EXERCISE AIM ::
Set down the full listing exactly, character for character.

[Saved entries]
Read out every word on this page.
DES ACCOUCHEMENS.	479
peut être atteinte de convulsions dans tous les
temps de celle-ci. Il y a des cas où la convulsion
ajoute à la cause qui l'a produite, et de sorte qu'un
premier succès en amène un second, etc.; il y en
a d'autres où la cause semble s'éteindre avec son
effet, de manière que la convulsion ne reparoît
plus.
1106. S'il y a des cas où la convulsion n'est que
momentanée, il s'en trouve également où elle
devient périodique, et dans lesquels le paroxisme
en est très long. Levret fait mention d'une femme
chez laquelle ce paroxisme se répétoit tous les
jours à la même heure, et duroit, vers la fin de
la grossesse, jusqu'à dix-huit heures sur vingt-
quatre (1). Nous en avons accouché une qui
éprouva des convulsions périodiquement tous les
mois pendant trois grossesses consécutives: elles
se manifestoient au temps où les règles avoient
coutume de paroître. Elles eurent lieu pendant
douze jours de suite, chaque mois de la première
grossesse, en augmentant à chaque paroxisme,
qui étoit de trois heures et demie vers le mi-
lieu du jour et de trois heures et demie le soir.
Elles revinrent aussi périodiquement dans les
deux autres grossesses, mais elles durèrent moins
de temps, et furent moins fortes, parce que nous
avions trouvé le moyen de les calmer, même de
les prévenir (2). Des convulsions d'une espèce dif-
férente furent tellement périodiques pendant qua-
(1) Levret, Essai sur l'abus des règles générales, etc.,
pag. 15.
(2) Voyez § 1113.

REPLY ::
Read out every word on this page.
DES ACCOUCHEMENS.	479
peut être atteinte de convulsions dans tous les
temps de celle-ci. Il y a des cas où la convulsion
ajoute à la cause qui l'a produite, et de sorte qu'un
premier succès en amène un second, etc.; il y en
a d'autres où la cause semble s'éteindre avec son
effet, de manière que la convulsion ne reparoît
plus.
1106. S'il y a des cas où la convulsion n'est que
momentanée, il s'en trouve également où elle
devient périodique, et dans lesquels le paroxisme
en est très long. Levret fait mention d'une femme
chez laquelle ce paroxisme se répétoit tous les
jours à la même heure, et duroit, vers la fin de
la grossesse, jusqu'à dix-huit heures sur vingt-
quatre (1). Nous en avons accouché une qui
éprouva des convulsions périodiquement tous les
mois pendant trois grossesses consécutives: elles
se manifestoient au temps où les règles avoient
coutume de paroître. Elles eurent lieu pendant
douze jours de suite, chaque mois de la première
grossesse, en augmentant à chaque paroxisme,
qui étoit de trois heures et demie vers le mi-
lieu du jour et de trois heures et demie le soir.
Elles revinrent aussi périodiquement dans les
deux autres grossesses, mais elles durèrent moins
de temps, et furent moins fortes, parce que nous
avions trouvé le moyen de les calmer, même de
les prévenir (2). Des convulsions d'une espèce dif-
férente furent tellement périodiques pendant qua-
(1) Levret, Essai sur l'abus des règles générales, etc.,
pag. 15.
(2) Voyez § 1113.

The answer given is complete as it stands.